### DATASET RECORDS
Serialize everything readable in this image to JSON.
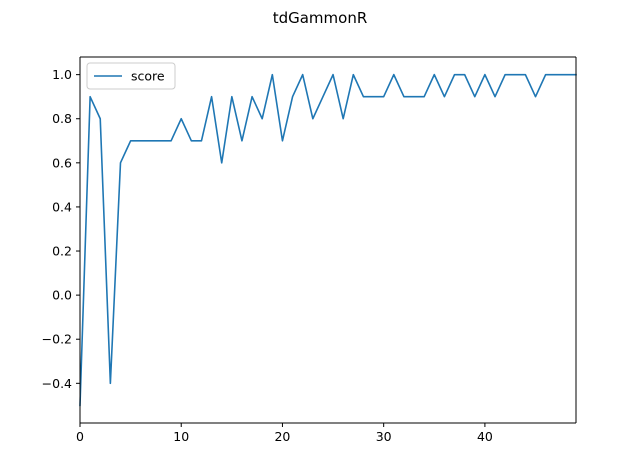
{
  "chart_data": {
    "type": "line",
    "title": "tdGammonR",
    "xlabel": "",
    "ylabel": "",
    "xlim": [
      0,
      49
    ],
    "ylim": [
      -0.58,
      1.08
    ],
    "xticks": [
      0,
      10,
      20,
      30,
      40
    ],
    "xtick_labels": [
      "0",
      "10",
      "20",
      "30",
      "40"
    ],
    "yticks": [
      -0.4,
      -0.2,
      0.0,
      0.2,
      0.4,
      0.6,
      0.8,
      1.0
    ],
    "ytick_labels": [
      "−0.4",
      "−0.2",
      "0.0",
      "0.2",
      "0.4",
      "0.6",
      "0.8",
      "1.0"
    ],
    "grid": false,
    "legend_position": "upper left",
    "series": [
      {
        "name": "score",
        "color": "#1f77b4",
        "x": [
          0,
          1,
          2,
          3,
          4,
          5,
          6,
          7,
          8,
          9,
          10,
          11,
          12,
          13,
          14,
          15,
          16,
          17,
          18,
          19,
          20,
          21,
          22,
          23,
          24,
          25,
          26,
          27,
          28,
          29,
          30,
          31,
          32,
          33,
          34,
          35,
          36,
          37,
          38,
          39,
          40,
          41,
          42,
          43,
          44,
          45,
          46,
          47,
          48,
          49
        ],
        "y": [
          -0.5,
          0.9,
          0.8,
          -0.4,
          0.6,
          0.7,
          0.7,
          0.7,
          0.7,
          0.7,
          0.8,
          0.7,
          0.7,
          0.9,
          0.6,
          0.9,
          0.7,
          0.9,
          0.8,
          1.0,
          0.7,
          0.9,
          1.0,
          0.8,
          0.9,
          1.0,
          0.8,
          1.0,
          0.9,
          0.9,
          0.9,
          1.0,
          0.9,
          0.9,
          0.9,
          1.0,
          0.9,
          1.0,
          1.0,
          0.9,
          1.0,
          0.9,
          1.0,
          1.0,
          1.0,
          0.9,
          1.0,
          1.0,
          1.0,
          1.0
        ]
      }
    ]
  }
}
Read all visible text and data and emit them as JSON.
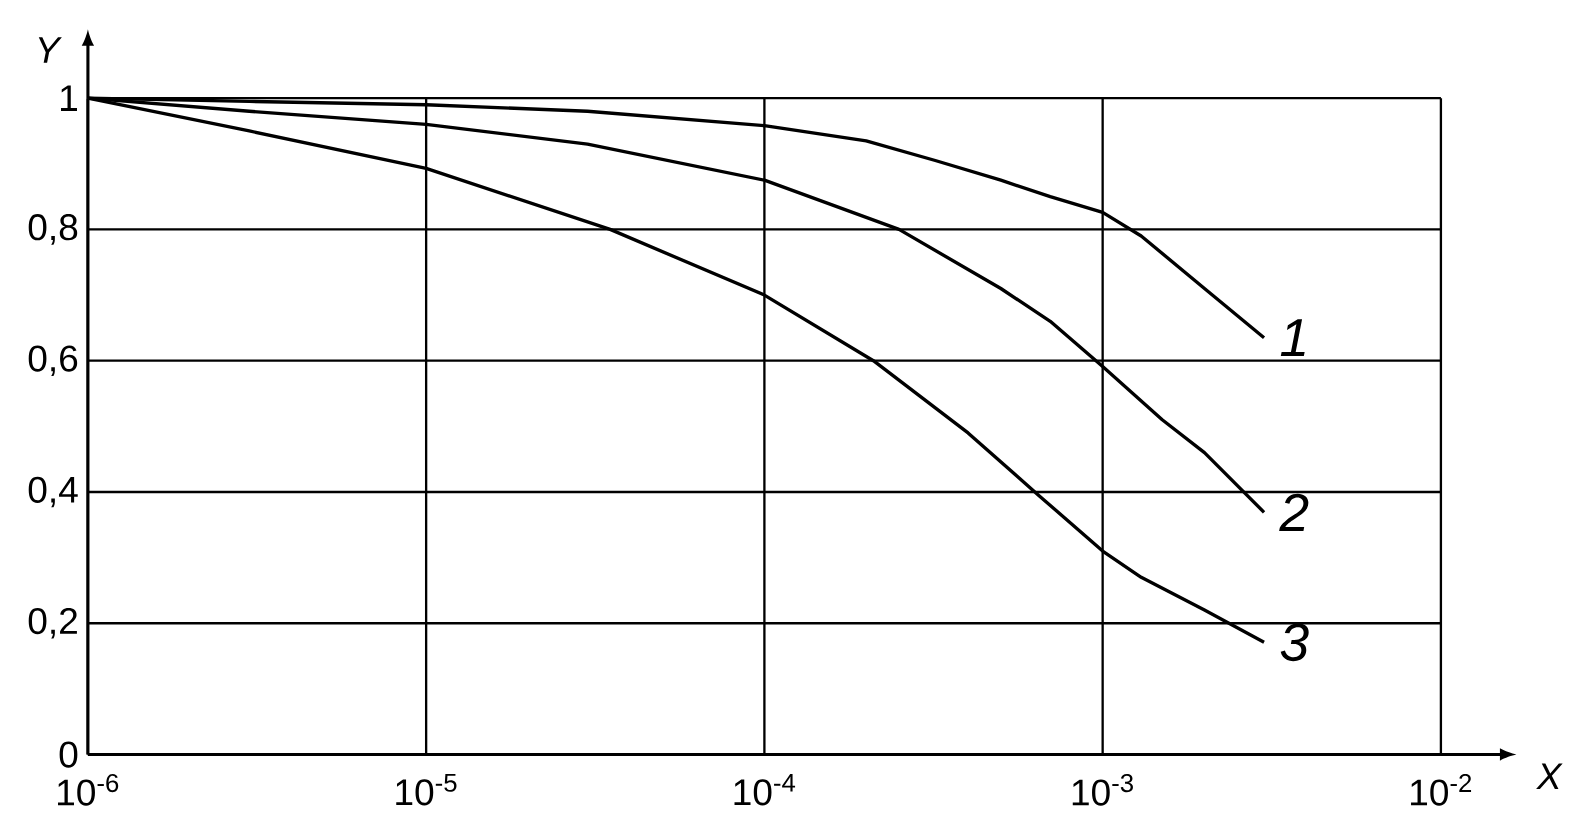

### WORK REQUIRED
Excluding the pictures, reproduce every entry exactly as given.

### TASK RESULT
Serialize everything readable in this image to JSON.
{
  "chart_data": {
    "type": "line",
    "title": "tdGammonR",
    "xlabel": "",
    "ylabel": "",
    "xlim": [
      0,
      49
    ],
    "ylim": [
      -0.58,
      1.08
    ],
    "xticks": [
      0,
      10,
      20,
      30,
      40
    ],
    "xtick_labels": [
      "0",
      "10",
      "20",
      "30",
      "40"
    ],
    "yticks": [
      -0.4,
      -0.2,
      0.0,
      0.2,
      0.4,
      0.6,
      0.8,
      1.0
    ],
    "ytick_labels": [
      "−0.4",
      "−0.2",
      "0.0",
      "0.2",
      "0.4",
      "0.6",
      "0.8",
      "1.0"
    ],
    "grid": false,
    "legend_position": "upper left",
    "series": [
      {
        "name": "score",
        "color": "#1f77b4",
        "x": [
          0,
          1,
          2,
          3,
          4,
          5,
          6,
          7,
          8,
          9,
          10,
          11,
          12,
          13,
          14,
          15,
          16,
          17,
          18,
          19,
          20,
          21,
          22,
          23,
          24,
          25,
          26,
          27,
          28,
          29,
          30,
          31,
          32,
          33,
          34,
          35,
          36,
          37,
          38,
          39,
          40,
          41,
          42,
          43,
          44,
          45,
          46,
          47,
          48,
          49
        ],
        "y": [
          -0.5,
          0.9,
          0.8,
          -0.4,
          0.6,
          0.7,
          0.7,
          0.7,
          0.7,
          0.7,
          0.8,
          0.7,
          0.7,
          0.9,
          0.6,
          0.9,
          0.7,
          0.9,
          0.8,
          1.0,
          0.7,
          0.9,
          1.0,
          0.8,
          0.9,
          1.0,
          0.8,
          1.0,
          0.9,
          0.9,
          0.9,
          1.0,
          0.9,
          0.9,
          0.9,
          1.0,
          0.9,
          1.0,
          1.0,
          0.9,
          1.0,
          0.9,
          1.0,
          1.0,
          1.0,
          0.9,
          1.0,
          1.0,
          1.0,
          1.0
        ]
      }
    ]
  }
}
Read all visible text and data and emit them as JSON.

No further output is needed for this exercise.